● TASKS TO CARRY OUT
1 - Duplicate the section of the Mongo passage starting at "I've added a" and ending at "get the instance.".
2 - Does the Mongo passage support each of these statements: (a) the word "mongoable" comes from Django's own terminology, (b) the helper utility sits in the utils directory of the Django project, (c) the Mongo port in settings.py is set to 27018? Answer each with yes or no and quote the deciding words.
══ SELECTED PASSAGE ══
I've added a property to MyModel that indicates it is "mongoable" (I made that word up). If mongoable is set to True, we'll save it to the Mongo database - otherwise we'll ignore the save event by returning out of the function.

Now we need to get the instance.

# models.py 

@receiver(post_save)
def save_mongo_instance(sender, **kwargs):

	if not sender.mongoable:
		return

	instance = kwargs.get('instance')

@receiver(post_delete)
def delete_mongo_instance(sender, **kwargs):

	if not sender.mongoable:
		return

	instance = kwargs.get('instance')

We extract the instance information - the specific data we just saved to Postgres - by pulling it out of the kwargs sent to our receiver function. Now we must parse them out! I created a helper utility to do this very thing and placed it in the utils directory of my Django project, so it looks something like this:

mongoproject/
|
|--mongoproject/
	|
	|--settings.py
	|
|--mongoapp/
	|
	|--__init__.py
	|--models.py
	|
|--utils/
	|
	|--__init__.py
	|--mongo_clone.py

I've also modified settings.py to add my Mongo connection info:

# settings.py

MONGO_DB_HOST = 'localhost'
MONGO_DB_PORT = 27017

And my mongo_clone.py utility looks like this:

# mongo_clone.py

import pymongo
from django.db.models import Model
from django.db.models.fields.files import ImageFieldFile
from django.conf import settings

def get_mongo_db():
	client = pymongo.MongoClient(settings.MONGO_DB_HOST, settings.MONGO_DB_PORT)
═══
══ ENTRIES SHOWN ══
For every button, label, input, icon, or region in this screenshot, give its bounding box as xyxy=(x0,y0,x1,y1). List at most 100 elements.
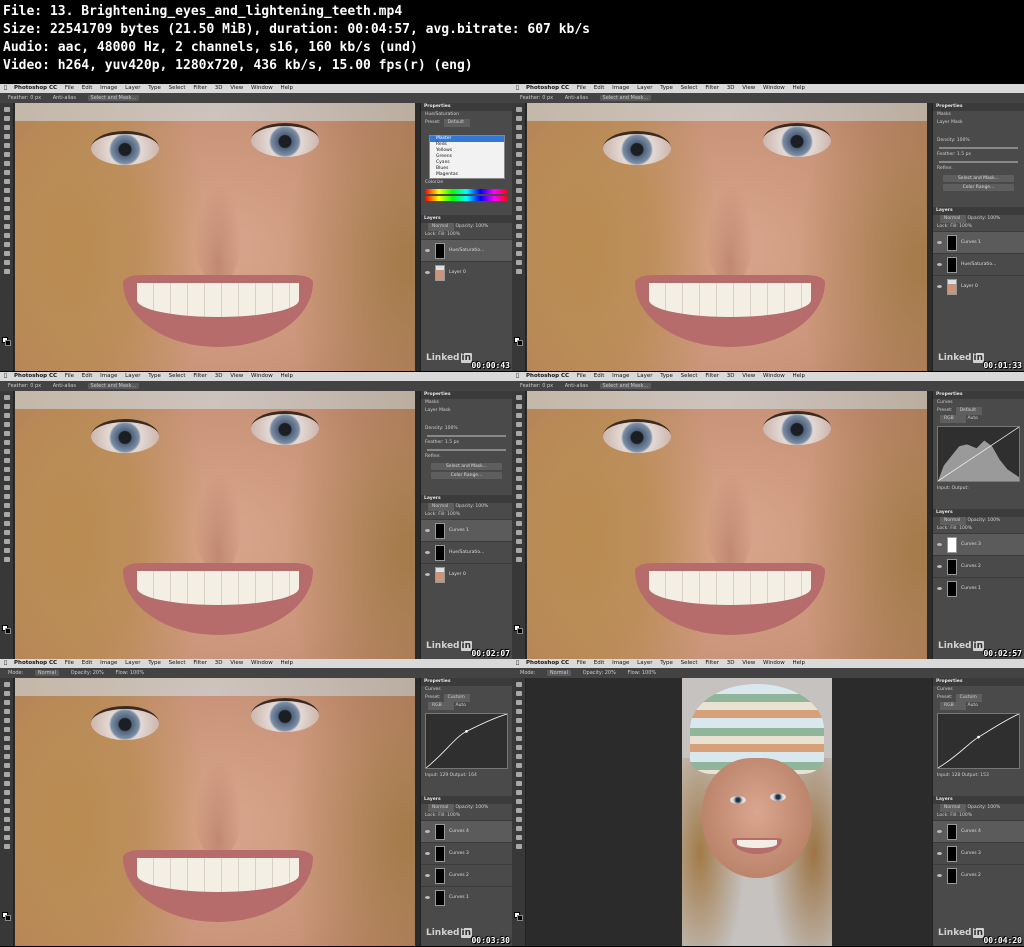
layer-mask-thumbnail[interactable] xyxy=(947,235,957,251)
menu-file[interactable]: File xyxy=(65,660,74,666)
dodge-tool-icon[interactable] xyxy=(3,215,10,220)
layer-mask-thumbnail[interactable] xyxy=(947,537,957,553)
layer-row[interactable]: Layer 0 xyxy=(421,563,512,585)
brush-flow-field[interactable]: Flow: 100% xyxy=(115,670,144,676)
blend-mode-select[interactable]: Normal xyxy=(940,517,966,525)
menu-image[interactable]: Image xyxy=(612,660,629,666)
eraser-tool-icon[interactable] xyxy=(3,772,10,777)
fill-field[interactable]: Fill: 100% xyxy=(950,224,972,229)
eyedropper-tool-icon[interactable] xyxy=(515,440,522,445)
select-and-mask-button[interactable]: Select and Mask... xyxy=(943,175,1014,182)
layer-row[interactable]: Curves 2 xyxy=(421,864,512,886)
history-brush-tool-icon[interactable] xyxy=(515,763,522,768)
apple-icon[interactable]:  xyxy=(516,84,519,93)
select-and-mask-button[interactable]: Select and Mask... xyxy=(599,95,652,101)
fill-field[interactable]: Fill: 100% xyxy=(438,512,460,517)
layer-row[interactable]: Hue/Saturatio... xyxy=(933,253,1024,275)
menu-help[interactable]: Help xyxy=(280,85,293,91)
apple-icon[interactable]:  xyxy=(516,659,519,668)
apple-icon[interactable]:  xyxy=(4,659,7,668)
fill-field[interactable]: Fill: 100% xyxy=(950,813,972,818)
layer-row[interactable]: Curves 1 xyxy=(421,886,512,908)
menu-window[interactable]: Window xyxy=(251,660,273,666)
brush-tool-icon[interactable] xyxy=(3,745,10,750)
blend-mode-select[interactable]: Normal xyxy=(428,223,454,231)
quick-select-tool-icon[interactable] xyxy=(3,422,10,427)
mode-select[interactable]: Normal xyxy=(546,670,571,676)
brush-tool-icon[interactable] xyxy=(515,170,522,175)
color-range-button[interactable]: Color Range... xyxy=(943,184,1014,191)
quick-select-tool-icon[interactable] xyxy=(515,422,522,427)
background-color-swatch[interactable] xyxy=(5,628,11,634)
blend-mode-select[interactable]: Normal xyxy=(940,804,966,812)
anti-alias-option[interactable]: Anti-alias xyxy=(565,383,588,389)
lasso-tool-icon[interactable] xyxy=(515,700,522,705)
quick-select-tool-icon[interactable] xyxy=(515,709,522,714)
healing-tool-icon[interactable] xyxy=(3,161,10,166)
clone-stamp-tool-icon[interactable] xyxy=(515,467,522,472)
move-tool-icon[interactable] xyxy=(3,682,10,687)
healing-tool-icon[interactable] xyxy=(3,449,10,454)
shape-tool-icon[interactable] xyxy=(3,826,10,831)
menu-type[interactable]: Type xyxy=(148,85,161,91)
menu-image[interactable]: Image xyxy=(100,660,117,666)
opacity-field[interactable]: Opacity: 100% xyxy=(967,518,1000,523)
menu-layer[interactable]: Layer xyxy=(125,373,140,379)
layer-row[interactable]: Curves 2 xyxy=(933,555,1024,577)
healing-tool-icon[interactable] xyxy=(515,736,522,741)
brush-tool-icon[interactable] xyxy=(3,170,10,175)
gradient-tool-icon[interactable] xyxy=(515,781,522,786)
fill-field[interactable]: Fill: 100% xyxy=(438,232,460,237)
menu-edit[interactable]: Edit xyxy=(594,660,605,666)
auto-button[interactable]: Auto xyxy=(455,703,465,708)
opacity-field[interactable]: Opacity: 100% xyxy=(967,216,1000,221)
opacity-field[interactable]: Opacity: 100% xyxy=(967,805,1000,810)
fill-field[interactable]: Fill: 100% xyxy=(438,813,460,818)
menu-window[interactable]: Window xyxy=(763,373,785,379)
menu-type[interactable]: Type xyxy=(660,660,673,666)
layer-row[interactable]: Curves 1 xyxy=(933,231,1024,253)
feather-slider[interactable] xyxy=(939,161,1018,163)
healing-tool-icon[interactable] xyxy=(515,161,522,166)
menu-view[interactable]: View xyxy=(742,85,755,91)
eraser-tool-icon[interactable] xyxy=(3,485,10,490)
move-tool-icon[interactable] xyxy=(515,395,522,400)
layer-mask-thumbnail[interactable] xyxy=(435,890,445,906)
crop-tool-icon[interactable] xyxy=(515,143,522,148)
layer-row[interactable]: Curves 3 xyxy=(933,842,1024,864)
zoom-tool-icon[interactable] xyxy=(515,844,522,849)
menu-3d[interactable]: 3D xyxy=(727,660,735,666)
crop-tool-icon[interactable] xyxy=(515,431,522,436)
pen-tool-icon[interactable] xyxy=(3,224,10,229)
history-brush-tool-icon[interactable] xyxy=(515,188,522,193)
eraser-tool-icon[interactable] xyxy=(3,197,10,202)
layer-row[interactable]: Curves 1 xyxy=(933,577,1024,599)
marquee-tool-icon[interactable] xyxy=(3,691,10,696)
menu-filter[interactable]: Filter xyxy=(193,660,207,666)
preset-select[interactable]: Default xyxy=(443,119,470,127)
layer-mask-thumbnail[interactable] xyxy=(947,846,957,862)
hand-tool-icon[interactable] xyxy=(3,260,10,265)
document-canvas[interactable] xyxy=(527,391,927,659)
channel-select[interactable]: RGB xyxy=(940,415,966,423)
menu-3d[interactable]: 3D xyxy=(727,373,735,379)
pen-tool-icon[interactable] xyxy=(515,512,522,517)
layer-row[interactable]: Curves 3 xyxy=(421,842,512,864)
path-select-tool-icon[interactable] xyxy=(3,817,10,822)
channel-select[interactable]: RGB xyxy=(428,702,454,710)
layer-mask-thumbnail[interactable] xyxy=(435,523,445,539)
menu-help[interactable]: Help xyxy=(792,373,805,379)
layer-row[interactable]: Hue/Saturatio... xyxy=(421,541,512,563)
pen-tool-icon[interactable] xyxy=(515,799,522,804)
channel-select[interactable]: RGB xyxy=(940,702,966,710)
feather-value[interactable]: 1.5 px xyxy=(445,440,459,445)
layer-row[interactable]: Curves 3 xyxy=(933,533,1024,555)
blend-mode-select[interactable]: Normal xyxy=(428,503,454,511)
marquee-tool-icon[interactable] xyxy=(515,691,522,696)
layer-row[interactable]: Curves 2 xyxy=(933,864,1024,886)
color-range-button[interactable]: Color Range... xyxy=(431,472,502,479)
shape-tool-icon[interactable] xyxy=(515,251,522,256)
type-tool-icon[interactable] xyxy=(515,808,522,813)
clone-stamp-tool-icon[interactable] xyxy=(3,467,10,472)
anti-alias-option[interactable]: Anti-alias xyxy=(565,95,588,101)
═══
● EXERCISE SOLUTIONS
1 -
I've added a property to MyModel that indicates it is "mongoable" (I made that word up). If mongoable is set to True, we'll save it to the Mongo database - otherwise we'll ignore the save event by returning out of the function.

Now we need to get the instance.

2 -
(a) No: "I made that word up"
(b) Yes: "placed it in the utils directory of my Django project"
(c) No: "MONGO_DB_PORT = 27017"